◆ Your instructions:
Write out the full listing again, exactly as it stands.
>> start
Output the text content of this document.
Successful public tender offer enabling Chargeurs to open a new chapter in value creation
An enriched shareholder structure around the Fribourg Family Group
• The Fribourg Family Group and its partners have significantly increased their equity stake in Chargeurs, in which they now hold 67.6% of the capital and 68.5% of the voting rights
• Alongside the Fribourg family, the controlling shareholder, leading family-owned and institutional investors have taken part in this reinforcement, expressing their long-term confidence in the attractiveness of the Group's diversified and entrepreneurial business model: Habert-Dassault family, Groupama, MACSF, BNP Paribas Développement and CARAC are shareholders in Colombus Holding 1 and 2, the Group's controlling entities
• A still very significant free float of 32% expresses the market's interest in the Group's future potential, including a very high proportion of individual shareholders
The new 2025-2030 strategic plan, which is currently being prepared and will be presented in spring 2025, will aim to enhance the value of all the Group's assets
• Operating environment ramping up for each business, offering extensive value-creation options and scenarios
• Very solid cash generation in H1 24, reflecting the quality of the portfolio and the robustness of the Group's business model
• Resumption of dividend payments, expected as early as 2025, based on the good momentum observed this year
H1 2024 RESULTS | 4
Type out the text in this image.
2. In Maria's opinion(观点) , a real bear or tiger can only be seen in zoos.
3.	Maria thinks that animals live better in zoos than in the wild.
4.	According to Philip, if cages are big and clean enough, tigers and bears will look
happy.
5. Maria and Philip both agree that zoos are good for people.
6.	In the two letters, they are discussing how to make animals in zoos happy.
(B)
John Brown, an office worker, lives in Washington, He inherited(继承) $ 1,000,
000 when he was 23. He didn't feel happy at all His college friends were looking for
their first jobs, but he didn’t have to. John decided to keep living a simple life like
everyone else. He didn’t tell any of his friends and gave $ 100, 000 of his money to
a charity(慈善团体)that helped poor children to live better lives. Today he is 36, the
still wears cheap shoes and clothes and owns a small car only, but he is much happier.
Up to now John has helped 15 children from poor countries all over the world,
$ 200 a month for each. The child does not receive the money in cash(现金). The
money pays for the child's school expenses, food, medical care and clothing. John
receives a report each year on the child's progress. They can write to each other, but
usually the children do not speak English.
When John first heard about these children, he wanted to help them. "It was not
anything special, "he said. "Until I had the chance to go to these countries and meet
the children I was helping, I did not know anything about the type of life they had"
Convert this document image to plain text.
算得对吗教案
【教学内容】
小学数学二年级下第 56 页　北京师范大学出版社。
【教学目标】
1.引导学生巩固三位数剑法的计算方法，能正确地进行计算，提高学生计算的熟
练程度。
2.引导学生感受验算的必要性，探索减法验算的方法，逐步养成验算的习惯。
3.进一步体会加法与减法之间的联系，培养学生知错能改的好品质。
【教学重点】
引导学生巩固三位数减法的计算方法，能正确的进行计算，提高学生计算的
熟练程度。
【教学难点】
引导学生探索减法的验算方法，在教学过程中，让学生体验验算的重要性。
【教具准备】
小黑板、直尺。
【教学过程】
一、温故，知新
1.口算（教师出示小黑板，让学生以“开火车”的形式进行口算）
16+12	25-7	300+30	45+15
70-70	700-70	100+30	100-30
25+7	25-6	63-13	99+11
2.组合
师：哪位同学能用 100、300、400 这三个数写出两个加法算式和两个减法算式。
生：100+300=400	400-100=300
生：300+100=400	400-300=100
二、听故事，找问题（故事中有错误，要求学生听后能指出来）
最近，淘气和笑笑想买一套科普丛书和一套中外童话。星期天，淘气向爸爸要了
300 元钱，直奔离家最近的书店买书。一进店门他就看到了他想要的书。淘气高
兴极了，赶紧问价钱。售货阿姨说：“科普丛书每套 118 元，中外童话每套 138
>> end
◆ Solved problem:
Output the text content of this document.
Successful public tender offer enabling Chargeurs to open a new chapter in value creation
An enriched shareholder structure around the Fribourg Family Group
• The Fribourg Family Group and its partners have significantly increased their equity stake in Chargeurs, in which they now hold 67.6% of the capital and 68.5% of the voting rights
• Alongside the Fribourg family, the controlling shareholder, leading family-owned and institutional investors have taken part in this reinforcement, expressing their long-term confidence in the attractiveness of the Group's diversified and entrepreneurial business model: Habert-Dassault family, Groupama, MACSF, BNP Paribas Développement and CARAC are shareholders in Colombus Holding 1 and 2, the Group's controlling entities
• A still very significant free float of 32% expresses the market's interest in the Group's future potential, including a very high proportion of individual shareholders
The new 2025-2030 strategic plan, which is currently being prepared and will be presented in spring 2025, will aim to enhance the value of all the Group's assets
• Operating environment ramping up for each business, offering extensive value-creation options and scenarios
• Very solid cash generation in H1 24, reflecting the quality of the portfolio and the robustness of the Group's business model
• Resumption of dividend payments, expected as early as 2025, based on the good momentum observed this year
H1 2024 RESULTS | 4
Type out the text in this image.
2. In Maria's opinion(观点) , a real bear or tiger can only be seen in zoos.
3.	Maria thinks that animals live better in zoos than in the wild.
4.	According to Philip, if cages are big and clean enough, tigers and bears will look
happy.
5. Maria and Philip both agree that zoos are good for people.
6.	In the two letters, they are discussing how to make animals in zoos happy.
(B)
John Brown, an office worker, lives in Washington, He inherited(继承) $ 1,000,
000 when he was 23. He didn't feel happy at all His college friends were looking for
their first jobs, but he didn’t have to. John decided to keep living a simple life like
everyone else. He didn’t tell any of his friends and gave $ 100, 000 of his money to
a charity(慈善团体)that helped poor children to live better lives. Today he is 36, the
still wears cheap shoes and clothes and owns a small car only, but he is much happier.
Up to now John has helped 15 children from poor countries all over the world,
$ 200 a month for each. The child does not receive the money in cash(现金). The
money pays for the child's school expenses, food, medical care and clothing. John
receives a report each year on the child's progress. They can write to each other, but
usually the children do not speak English.
When John first heard about these children, he wanted to help them. "It was not
anything special, "he said. "Until I had the chance to go to these countries and meet
the children I was helping, I did not know anything about the type of life they had"
Convert this document image to plain text.
算得对吗教案
【教学内容】
小学数学二年级下第 56 页　北京师范大学出版社。
【教学目标】
1.引导学生巩固三位数剑法的计算方法，能正确地进行计算，提高学生计算的熟
练程度。
2.引导学生感受验算的必要性，探索减法验算的方法，逐步养成验算的习惯。
3.进一步体会加法与减法之间的联系，培养学生知错能改的好品质。
【教学重点】
引导学生巩固三位数减法的计算方法，能正确的进行计算，提高学生计算的
熟练程度。
【教学难点】
引导学生探索减法的验算方法，在教学过程中，让学生体验验算的重要性。
【教具准备】
小黑板、直尺。
【教学过程】
一、温故，知新
1.口算（教师出示小黑板，让学生以“开火车”的形式进行口算）
16+12	25-7	300+30	45+15
70-70	700-70	100+30	100-30
25+7	25-6	63-13	99+11
2.组合
师：哪位同学能用 100、300、400 这三个数写出两个加法算式和两个减法算式。
生：100+300=400	400-100=300
生：300+100=400	400-300=100
二、听故事，找问题（故事中有错误，要求学生听后能指出来）
最近，淘气和笑笑想买一套科普丛书和一套中外童话。星期天，淘气向爸爸要了
300 元钱，直奔离家最近的书店买书。一进店门他就看到了他想要的书。淘气高
兴极了，赶紧问价钱。售货阿姨说：“科普丛书每套 118 元，中外童话每套 138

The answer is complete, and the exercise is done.